● **Information provided**:
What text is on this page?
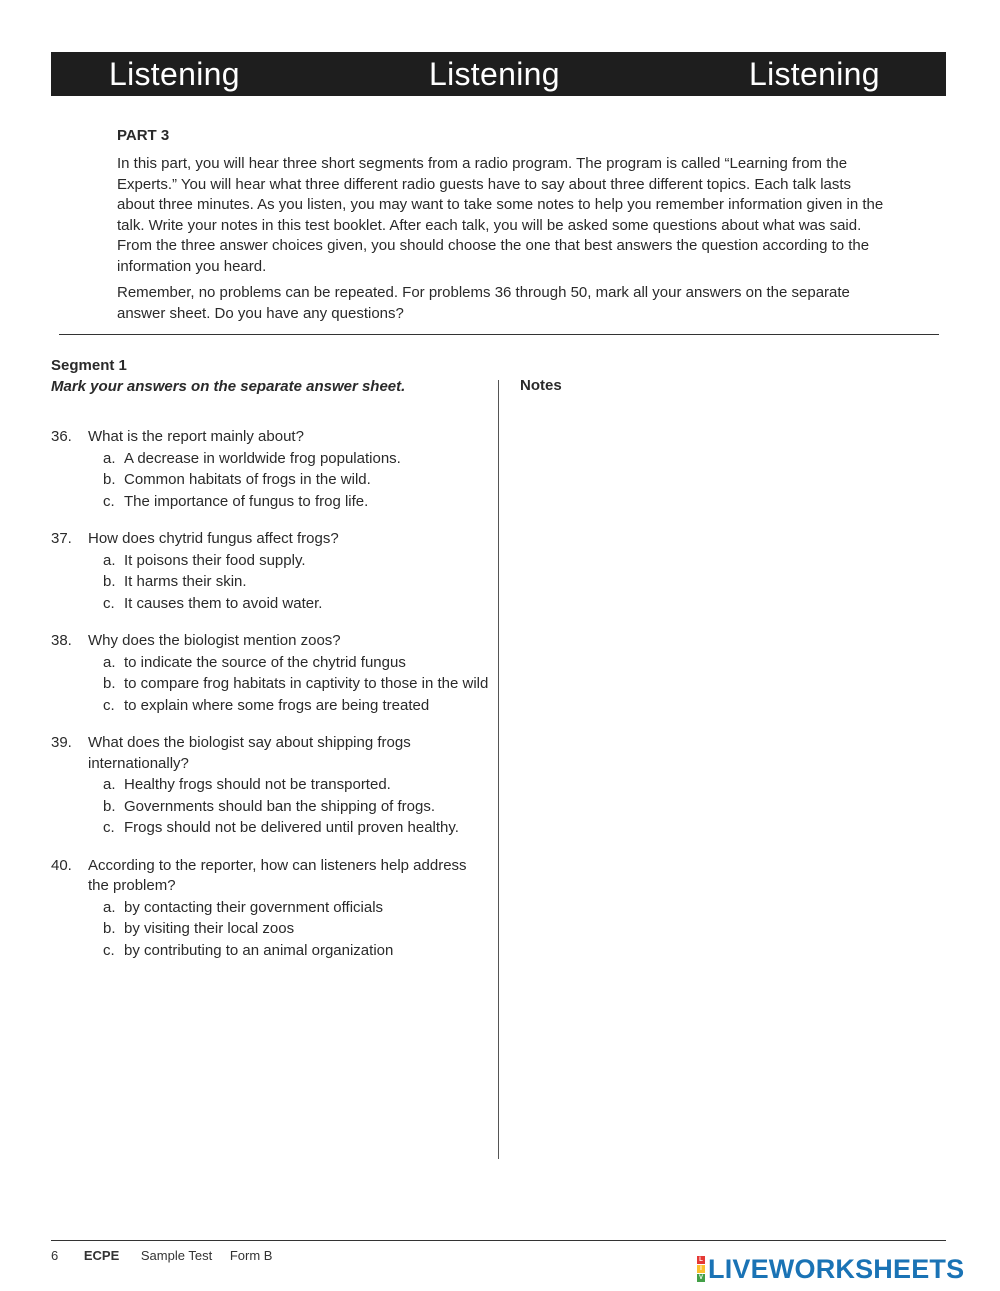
Listening	Listening	Listening
PART 3

In this part, you will hear three short segments from a radio program. The program is called “Learning from the Experts.” You will hear what three different radio guests have to say about three different topics. Each talk lasts about three minutes. As you listen, you may want to take some notes to help you remember information given in the talk. Write your notes in this test booklet. After each talk, you will be asked some questions about what was said. From the three answer choices given, you should choose the one that best answers the question according to the information you heard.

Remember, no problems can be repeated. For problems 36 through 50, mark all your answers on the separate answer sheet. Do you have any questions?

Segment 1
Mark your answers on the separate answer sheet.
36.	What is the report mainly about?
a. A decrease in worldwide frog populations.
b. Common habitats of frogs in the wild.
c. The importance of fungus to frog life.
37.	How does chytrid fungus affect frogs?
a. It poisons their food supply.
b. It harms their skin.
c. It causes them to avoid water.
38.	Why does the biologist mention zoos?
a. to indicate the source of the chytrid fungus
b. to compare frog habitats in captivity to those in the wild
c. to explain where some frogs are being treated
39.	What does the biologist say about shipping frogs internationally?
a. Healthy frogs should not be transported.
b. Governments should ban the shipping of frogs.
c. Frogs should not be delivered until proven healthy.
40.	According to the reporter, how can listeners help address the problem?
a. by contacting their government officials
b. by visiting their local zoos
c. by contributing to an animal organization
Notes
6 ECPE Sample Test Form B	L
I
V LIVEWORKSHEETS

● **Your goal**: Gather from the entries above all lines that include the string "habitats".

● **Task response**:
b. Common habitats of frogs in the wild.
b. to compare frog habitats in captivity to those in the wild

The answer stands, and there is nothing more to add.